Find each line that has the string "Slip" and give the total, with nothing else.

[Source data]
============

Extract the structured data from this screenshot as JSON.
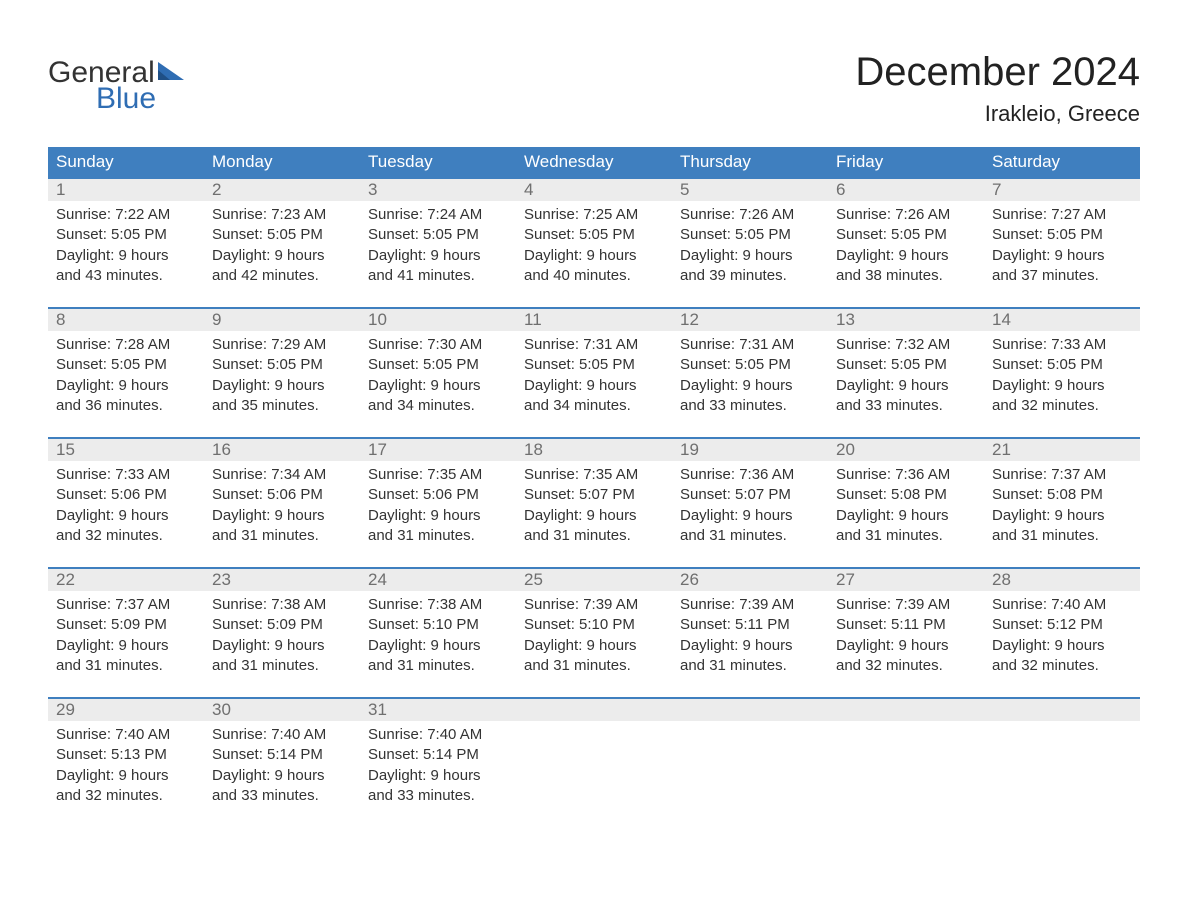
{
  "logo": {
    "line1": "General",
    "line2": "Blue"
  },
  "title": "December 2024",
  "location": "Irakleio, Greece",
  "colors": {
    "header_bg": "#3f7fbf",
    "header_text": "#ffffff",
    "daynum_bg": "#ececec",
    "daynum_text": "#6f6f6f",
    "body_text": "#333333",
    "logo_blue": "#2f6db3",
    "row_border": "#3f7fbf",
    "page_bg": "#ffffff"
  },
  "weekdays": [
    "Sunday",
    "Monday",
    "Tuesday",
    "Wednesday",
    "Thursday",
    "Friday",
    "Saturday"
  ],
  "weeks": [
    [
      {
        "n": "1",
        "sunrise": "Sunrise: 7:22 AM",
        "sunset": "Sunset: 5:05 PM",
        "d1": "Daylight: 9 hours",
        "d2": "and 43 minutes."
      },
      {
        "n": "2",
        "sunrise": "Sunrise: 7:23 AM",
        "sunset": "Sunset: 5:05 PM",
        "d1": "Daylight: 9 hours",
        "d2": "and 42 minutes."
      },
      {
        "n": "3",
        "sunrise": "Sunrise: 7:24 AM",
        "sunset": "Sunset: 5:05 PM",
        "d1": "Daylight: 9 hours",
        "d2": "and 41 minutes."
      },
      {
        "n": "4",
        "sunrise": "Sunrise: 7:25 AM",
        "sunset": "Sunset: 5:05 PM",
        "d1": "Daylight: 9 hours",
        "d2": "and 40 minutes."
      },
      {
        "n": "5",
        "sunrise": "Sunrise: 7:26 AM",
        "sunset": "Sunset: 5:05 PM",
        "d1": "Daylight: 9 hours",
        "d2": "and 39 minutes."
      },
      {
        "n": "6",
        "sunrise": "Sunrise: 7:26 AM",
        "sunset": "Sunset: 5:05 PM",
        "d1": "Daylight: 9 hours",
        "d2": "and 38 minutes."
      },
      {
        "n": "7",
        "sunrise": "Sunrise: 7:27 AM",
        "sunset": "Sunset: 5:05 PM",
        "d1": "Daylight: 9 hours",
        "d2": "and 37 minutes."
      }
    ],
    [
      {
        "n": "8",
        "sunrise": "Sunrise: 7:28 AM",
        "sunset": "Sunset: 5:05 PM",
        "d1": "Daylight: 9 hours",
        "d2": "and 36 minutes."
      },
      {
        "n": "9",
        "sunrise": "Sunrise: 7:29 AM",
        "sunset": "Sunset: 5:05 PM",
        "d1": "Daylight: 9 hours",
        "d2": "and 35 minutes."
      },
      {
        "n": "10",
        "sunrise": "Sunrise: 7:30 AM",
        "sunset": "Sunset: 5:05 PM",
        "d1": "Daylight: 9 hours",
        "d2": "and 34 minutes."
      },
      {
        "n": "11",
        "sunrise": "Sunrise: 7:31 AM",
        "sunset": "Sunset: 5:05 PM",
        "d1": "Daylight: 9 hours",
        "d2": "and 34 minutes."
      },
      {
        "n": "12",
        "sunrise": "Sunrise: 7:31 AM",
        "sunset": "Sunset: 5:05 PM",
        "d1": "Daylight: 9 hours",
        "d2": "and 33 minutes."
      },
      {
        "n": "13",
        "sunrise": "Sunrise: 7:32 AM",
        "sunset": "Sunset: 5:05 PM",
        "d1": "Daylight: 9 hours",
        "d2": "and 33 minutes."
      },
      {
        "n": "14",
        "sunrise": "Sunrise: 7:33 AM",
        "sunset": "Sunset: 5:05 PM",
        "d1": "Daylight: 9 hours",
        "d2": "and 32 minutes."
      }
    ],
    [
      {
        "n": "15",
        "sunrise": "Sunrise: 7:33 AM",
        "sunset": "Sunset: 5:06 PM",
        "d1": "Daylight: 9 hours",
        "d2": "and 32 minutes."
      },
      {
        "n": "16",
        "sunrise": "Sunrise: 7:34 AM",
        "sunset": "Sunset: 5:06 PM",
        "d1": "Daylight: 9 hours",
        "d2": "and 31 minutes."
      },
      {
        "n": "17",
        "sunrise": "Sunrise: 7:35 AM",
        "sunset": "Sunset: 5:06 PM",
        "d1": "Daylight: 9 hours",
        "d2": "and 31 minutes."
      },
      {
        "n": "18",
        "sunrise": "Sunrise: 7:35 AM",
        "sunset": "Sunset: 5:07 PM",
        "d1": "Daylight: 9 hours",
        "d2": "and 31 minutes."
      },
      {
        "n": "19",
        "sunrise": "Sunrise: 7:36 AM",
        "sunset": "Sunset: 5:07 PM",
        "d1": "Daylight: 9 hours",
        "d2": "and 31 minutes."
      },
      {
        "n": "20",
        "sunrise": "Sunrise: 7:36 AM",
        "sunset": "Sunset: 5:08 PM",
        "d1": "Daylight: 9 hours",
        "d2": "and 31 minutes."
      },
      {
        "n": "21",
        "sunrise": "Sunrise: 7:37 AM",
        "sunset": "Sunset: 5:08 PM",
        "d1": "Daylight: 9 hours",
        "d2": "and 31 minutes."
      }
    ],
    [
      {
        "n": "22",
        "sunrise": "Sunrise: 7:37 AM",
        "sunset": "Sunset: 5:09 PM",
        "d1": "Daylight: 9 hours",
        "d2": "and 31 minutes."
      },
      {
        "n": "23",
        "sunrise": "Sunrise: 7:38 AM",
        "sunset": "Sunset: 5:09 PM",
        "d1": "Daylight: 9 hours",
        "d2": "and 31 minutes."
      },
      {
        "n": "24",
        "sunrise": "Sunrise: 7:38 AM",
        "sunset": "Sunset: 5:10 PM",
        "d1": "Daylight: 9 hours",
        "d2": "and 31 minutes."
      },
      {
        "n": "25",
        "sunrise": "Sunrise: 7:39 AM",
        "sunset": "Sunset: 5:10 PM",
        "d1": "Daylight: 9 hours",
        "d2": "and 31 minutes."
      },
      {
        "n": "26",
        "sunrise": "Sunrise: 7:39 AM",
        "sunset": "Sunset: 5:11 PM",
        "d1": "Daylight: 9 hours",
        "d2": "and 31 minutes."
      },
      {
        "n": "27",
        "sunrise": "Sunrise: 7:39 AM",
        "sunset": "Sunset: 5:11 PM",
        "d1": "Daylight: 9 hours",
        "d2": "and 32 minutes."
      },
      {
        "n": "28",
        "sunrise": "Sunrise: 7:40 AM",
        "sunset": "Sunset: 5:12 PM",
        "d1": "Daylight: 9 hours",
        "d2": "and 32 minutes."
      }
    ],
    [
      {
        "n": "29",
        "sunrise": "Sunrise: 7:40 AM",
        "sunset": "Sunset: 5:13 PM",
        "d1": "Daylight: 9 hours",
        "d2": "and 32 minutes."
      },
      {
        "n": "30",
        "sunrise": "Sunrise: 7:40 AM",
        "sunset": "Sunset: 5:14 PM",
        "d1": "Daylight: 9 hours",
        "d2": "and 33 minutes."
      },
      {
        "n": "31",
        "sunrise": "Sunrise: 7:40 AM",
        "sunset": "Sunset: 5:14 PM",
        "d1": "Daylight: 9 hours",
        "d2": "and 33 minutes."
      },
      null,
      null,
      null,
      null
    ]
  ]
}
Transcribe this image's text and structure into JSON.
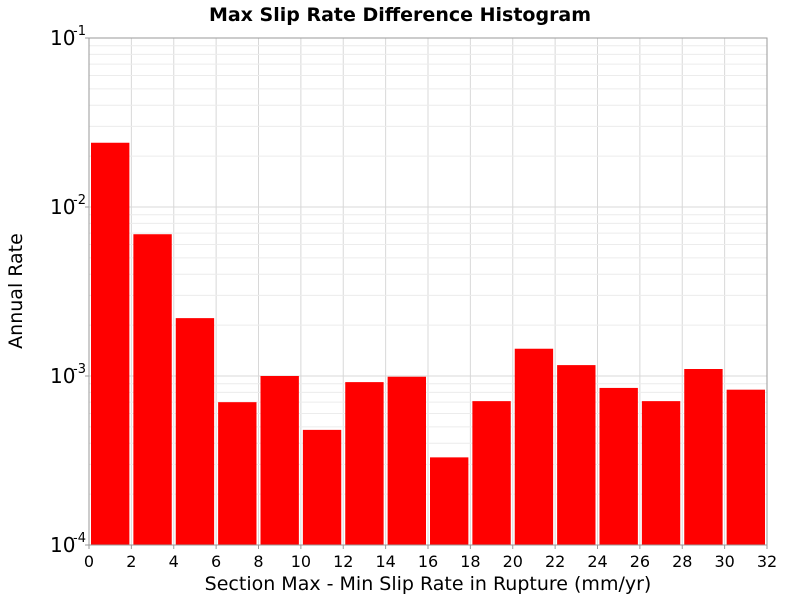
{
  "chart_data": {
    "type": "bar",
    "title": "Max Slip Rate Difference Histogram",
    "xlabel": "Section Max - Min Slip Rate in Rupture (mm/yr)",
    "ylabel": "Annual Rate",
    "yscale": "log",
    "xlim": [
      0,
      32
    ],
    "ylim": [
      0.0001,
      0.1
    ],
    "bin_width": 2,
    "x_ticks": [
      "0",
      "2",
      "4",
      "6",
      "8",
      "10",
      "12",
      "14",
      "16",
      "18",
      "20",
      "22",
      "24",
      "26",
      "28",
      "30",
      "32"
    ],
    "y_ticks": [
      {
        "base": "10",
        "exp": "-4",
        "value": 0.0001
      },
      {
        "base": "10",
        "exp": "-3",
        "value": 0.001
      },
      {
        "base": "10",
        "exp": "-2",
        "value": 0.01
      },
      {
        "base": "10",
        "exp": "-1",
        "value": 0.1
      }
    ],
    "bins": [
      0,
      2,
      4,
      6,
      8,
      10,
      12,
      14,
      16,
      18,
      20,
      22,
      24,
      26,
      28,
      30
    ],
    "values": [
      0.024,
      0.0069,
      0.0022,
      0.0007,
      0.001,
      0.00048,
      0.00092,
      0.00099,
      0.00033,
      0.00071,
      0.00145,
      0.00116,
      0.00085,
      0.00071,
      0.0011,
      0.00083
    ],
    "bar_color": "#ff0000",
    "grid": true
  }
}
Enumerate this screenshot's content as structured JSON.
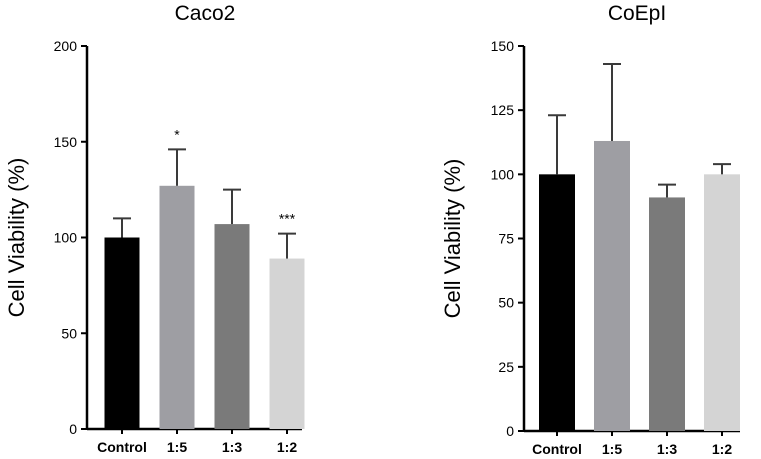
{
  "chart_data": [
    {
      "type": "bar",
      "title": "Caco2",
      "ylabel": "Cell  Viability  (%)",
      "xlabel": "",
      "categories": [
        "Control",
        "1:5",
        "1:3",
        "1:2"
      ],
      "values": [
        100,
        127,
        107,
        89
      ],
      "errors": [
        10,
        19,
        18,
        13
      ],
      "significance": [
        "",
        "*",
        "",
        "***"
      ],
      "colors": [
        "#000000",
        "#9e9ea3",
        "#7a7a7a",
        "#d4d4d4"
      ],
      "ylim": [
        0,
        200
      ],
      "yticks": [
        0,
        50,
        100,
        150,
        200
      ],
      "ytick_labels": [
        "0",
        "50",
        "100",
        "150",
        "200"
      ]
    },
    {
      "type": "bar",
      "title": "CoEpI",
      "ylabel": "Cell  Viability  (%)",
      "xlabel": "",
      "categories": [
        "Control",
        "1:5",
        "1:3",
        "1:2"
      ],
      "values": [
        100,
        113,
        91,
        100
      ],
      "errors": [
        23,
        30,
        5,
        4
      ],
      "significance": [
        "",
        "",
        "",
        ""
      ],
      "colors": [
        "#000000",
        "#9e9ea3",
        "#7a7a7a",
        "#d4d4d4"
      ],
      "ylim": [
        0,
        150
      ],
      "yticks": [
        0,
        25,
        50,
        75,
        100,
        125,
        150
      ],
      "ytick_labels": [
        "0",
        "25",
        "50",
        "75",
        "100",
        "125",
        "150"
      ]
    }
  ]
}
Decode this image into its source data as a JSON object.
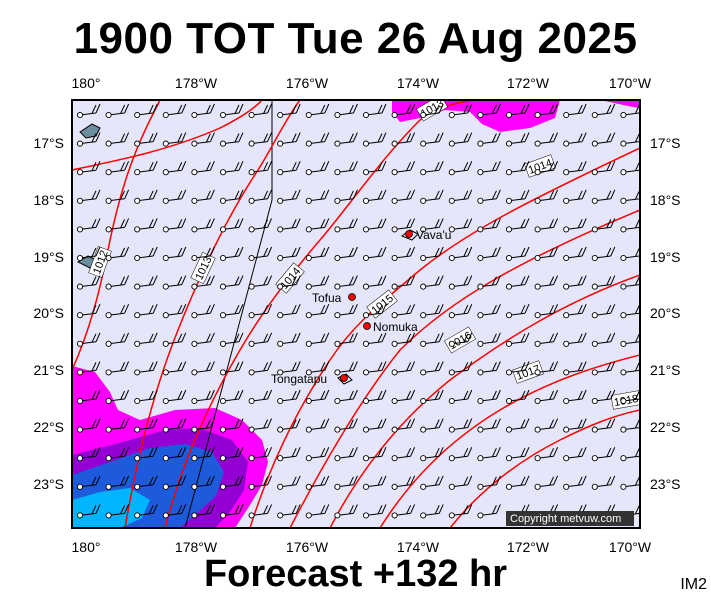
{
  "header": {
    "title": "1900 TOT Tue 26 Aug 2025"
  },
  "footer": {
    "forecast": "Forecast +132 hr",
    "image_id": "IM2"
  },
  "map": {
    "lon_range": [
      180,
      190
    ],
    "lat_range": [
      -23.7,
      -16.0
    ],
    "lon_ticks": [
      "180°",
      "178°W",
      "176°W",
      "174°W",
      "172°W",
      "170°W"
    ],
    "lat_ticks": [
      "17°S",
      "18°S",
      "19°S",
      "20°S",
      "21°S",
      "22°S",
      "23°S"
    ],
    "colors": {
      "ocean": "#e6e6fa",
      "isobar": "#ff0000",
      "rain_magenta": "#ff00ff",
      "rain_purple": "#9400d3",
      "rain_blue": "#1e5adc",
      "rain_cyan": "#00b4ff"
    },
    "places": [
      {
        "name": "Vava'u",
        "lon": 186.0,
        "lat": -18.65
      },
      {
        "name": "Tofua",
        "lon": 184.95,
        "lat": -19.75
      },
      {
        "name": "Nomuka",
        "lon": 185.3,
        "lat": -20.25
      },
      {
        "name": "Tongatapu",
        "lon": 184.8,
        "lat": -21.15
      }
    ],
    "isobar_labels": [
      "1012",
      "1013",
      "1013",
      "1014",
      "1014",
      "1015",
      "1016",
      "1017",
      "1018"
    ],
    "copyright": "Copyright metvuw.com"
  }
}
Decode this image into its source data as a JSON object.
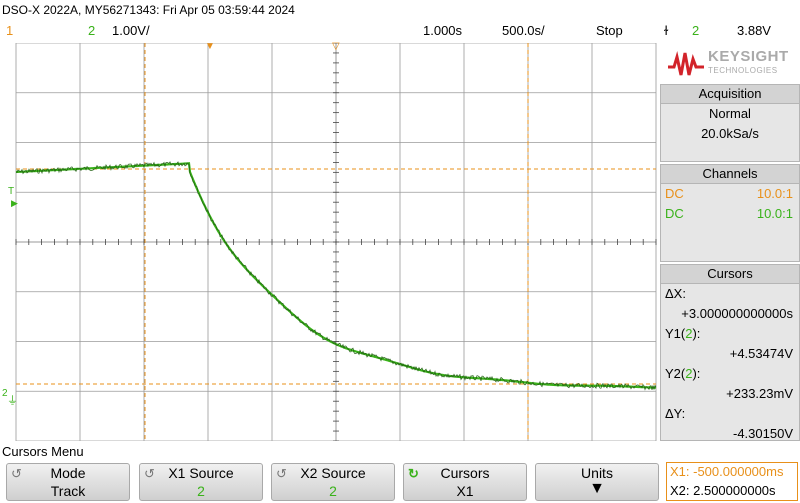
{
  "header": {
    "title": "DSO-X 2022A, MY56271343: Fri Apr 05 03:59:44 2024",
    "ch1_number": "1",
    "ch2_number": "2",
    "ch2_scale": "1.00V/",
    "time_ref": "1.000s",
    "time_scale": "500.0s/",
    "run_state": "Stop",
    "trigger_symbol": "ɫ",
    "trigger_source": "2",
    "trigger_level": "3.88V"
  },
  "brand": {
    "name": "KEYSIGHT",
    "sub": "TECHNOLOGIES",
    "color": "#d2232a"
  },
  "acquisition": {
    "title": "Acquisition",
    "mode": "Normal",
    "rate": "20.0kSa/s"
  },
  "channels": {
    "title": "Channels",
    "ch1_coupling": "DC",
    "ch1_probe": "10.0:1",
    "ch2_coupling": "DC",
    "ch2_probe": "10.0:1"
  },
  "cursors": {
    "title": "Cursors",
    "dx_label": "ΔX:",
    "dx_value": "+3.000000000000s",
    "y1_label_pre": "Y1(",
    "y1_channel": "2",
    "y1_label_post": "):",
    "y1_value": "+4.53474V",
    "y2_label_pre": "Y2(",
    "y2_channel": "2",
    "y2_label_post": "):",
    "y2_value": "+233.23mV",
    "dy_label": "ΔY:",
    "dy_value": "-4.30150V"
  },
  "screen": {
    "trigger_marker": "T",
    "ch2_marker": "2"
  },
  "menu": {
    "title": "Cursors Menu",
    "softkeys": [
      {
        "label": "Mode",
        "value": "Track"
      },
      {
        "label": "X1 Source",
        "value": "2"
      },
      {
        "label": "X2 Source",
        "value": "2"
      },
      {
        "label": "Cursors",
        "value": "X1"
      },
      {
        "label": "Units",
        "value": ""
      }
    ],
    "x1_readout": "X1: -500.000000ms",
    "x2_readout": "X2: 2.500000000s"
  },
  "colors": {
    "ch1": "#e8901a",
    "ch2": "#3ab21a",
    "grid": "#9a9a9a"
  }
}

============

▶ [REPLY]
2